→ **What to do**: Copy out the listing that follows exactly, dropping every picture.

→ **Material for this task**:

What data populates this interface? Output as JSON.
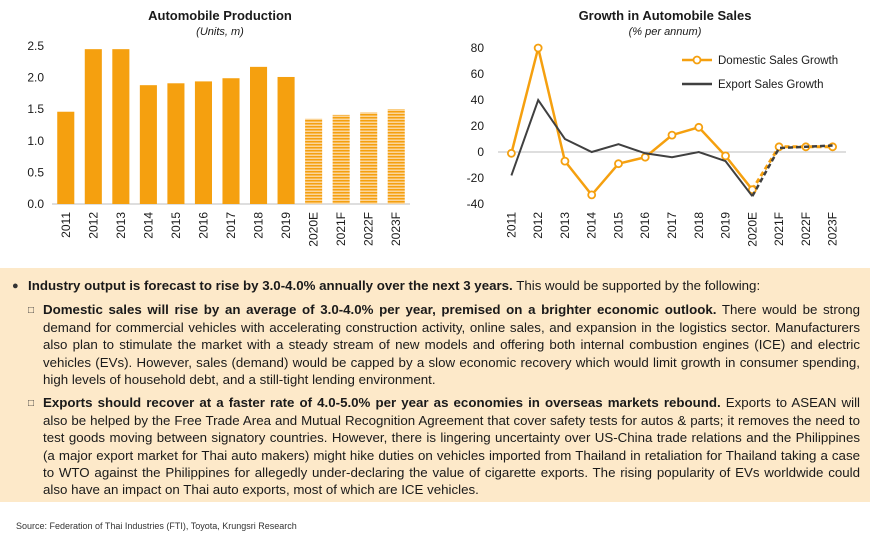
{
  "chart_data": [
    {
      "type": "bar",
      "title": "Automobile Production",
      "subtitle": "(Units, m)",
      "categories": [
        "2011",
        "2012",
        "2013",
        "2014",
        "2015",
        "2016",
        "2017",
        "2018",
        "2019",
        "2020E",
        "2021F",
        "2022F",
        "2023F"
      ],
      "values": [
        1.46,
        2.45,
        2.45,
        1.88,
        1.91,
        1.94,
        1.99,
        2.17,
        2.01,
        1.35,
        1.41,
        1.45,
        1.5
      ],
      "forecast_start_index": 9,
      "ylim": [
        0,
        2.5
      ],
      "yticks": [
        "0.0",
        "0.5",
        "1.0",
        "1.5",
        "2.0",
        "2.5"
      ],
      "grid": false,
      "color": "#f5a00f"
    },
    {
      "type": "line",
      "title": "Growth in Automobile Sales",
      "subtitle": "(% per annum)",
      "categories": [
        "2011",
        "2012",
        "2013",
        "2014",
        "2015",
        "2016",
        "2017",
        "2018",
        "2019",
        "2020E",
        "2021F",
        "2022F",
        "2023F"
      ],
      "series": [
        {
          "name": "Domestic Sales Growth",
          "color": "#f5a00f",
          "marker": "circle",
          "values": [
            -1,
            80,
            -7,
            -33,
            -9,
            -4,
            13,
            19,
            -3,
            -29,
            4,
            4,
            4
          ]
        },
        {
          "name": "Export Sales Growth",
          "color": "#404040",
          "marker": "none",
          "values": [
            -18,
            40,
            10,
            0,
            6,
            -1,
            -4,
            0,
            -7,
            -34,
            3,
            4,
            5
          ]
        }
      ],
      "forecast_start_index": 9,
      "ylim": [
        -40,
        80
      ],
      "yticks": [
        "-40",
        "-20",
        "0",
        "20",
        "40",
        "60",
        "80"
      ],
      "legend": "top-right",
      "grid": false
    }
  ],
  "summary": {
    "main_bold": "Industry output is forecast to rise by 3.0-4.0% annually over the next 3 years.",
    "main_text": " This would be supported by the following:",
    "points": [
      {
        "bold": "Domestic sales will rise by an average of 3.0-4.0% per year, premised on a brighter economic outlook.",
        "text": " There would be strong demand for commercial vehicles with accelerating construction activity, online sales, and expansion in the logistics sector. Manufacturers also plan to stimulate the market with a steady stream of new models and offering both internal combustion engines (ICE) and electric vehicles (EVs). However, sales (demand) would be capped by a slow economic recovery which would limit growth in consumer spending, high levels of household debt, and a still-tight lending environment."
      },
      {
        "bold": "Exports should recover at a faster rate of 4.0-5.0% per year as economies in overseas markets rebound.",
        "text": " Exports to ASEAN will also be helped by the Free Trade Area and Mutual Recognition Agreement that cover safety tests for autos & parts; it removes the need to test goods moving between signatory countries. However, there is lingering uncertainty over US-China trade relations and the Philippines (a major export market for Thai auto makers) might hike duties on vehicles imported from Thailand in retaliation for Thailand taking a case to WTO against the Philippines for allegedly under-declaring the value of cigarette exports. The rising popularity of EVs worldwide could also have an impact on Thai auto exports, most of which are ICE vehicles."
      }
    ]
  },
  "source": "Source: Federation of Thai Industries (FTI), Toyota, Krungsri Research"
}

→ **Solution**:
What data populates this interface? Output as JSON.
{
  "chart_data": [
    {
      "type": "bar",
      "title": "Automobile Production",
      "subtitle": "(Units, m)",
      "categories": [
        "2011",
        "2012",
        "2013",
        "2014",
        "2015",
        "2016",
        "2017",
        "2018",
        "2019",
        "2020E",
        "2021F",
        "2022F",
        "2023F"
      ],
      "values": [
        1.46,
        2.45,
        2.45,
        1.88,
        1.91,
        1.94,
        1.99,
        2.17,
        2.01,
        1.35,
        1.41,
        1.45,
        1.5
      ],
      "forecast_start_index": 9,
      "ylim": [
        0,
        2.5
      ],
      "yticks": [
        "0.0",
        "0.5",
        "1.0",
        "1.5",
        "2.0",
        "2.5"
      ],
      "grid": false,
      "color": "#f5a00f"
    },
    {
      "type": "line",
      "title": "Growth in Automobile Sales",
      "subtitle": "(% per annum)",
      "categories": [
        "2011",
        "2012",
        "2013",
        "2014",
        "2015",
        "2016",
        "2017",
        "2018",
        "2019",
        "2020E",
        "2021F",
        "2022F",
        "2023F"
      ],
      "series": [
        {
          "name": "Domestic Sales Growth",
          "color": "#f5a00f",
          "marker": "circle",
          "values": [
            -1,
            80,
            -7,
            -33,
            -9,
            -4,
            13,
            19,
            -3,
            -29,
            4,
            4,
            4
          ]
        },
        {
          "name": "Export Sales Growth",
          "color": "#404040",
          "marker": "none",
          "values": [
            -18,
            40,
            10,
            0,
            6,
            -1,
            -4,
            0,
            -7,
            -34,
            3,
            4,
            5
          ]
        }
      ],
      "forecast_start_index": 9,
      "ylim": [
        -40,
        80
      ],
      "yticks": [
        "-40",
        "-20",
        "0",
        "20",
        "40",
        "60",
        "80"
      ],
      "legend": "top-right",
      "grid": false
    }
  ],
  "summary": {
    "main_bold": "Industry output is forecast to rise by 3.0-4.0% annually over the next 3 years.",
    "main_text": " This would be supported by the following:",
    "points": [
      {
        "bold": "Domestic sales will rise by an average of 3.0-4.0% per year, premised on a brighter economic outlook.",
        "text": " There would be strong demand for commercial vehicles with accelerating construction activity, online sales, and expansion in the logistics sector. Manufacturers also plan to stimulate the market with a steady stream of new models and offering both internal combustion engines (ICE) and electric vehicles (EVs). However, sales (demand) would be capped by a slow economic recovery which would limit growth in consumer spending, high levels of household debt, and a still-tight lending environment."
      },
      {
        "bold": "Exports should recover at a faster rate of 4.0-5.0% per year as economies in overseas markets rebound.",
        "text": " Exports to ASEAN will also be helped by the Free Trade Area and Mutual Recognition Agreement that cover safety tests for autos & parts; it removes the need to test goods moving between signatory countries. However, there is lingering uncertainty over US-China trade relations and the Philippines (a major export market for Thai auto makers) might hike duties on vehicles imported from Thailand in retaliation for Thailand taking a case to WTO against the Philippines for allegedly under-declaring the value of cigarette exports. The rising popularity of EVs worldwide could also have an impact on Thai auto exports, most of which are ICE vehicles."
      }
    ]
  },
  "source": "Source: Federation of Thai Industries (FTI), Toyota, Krungsri Research"
}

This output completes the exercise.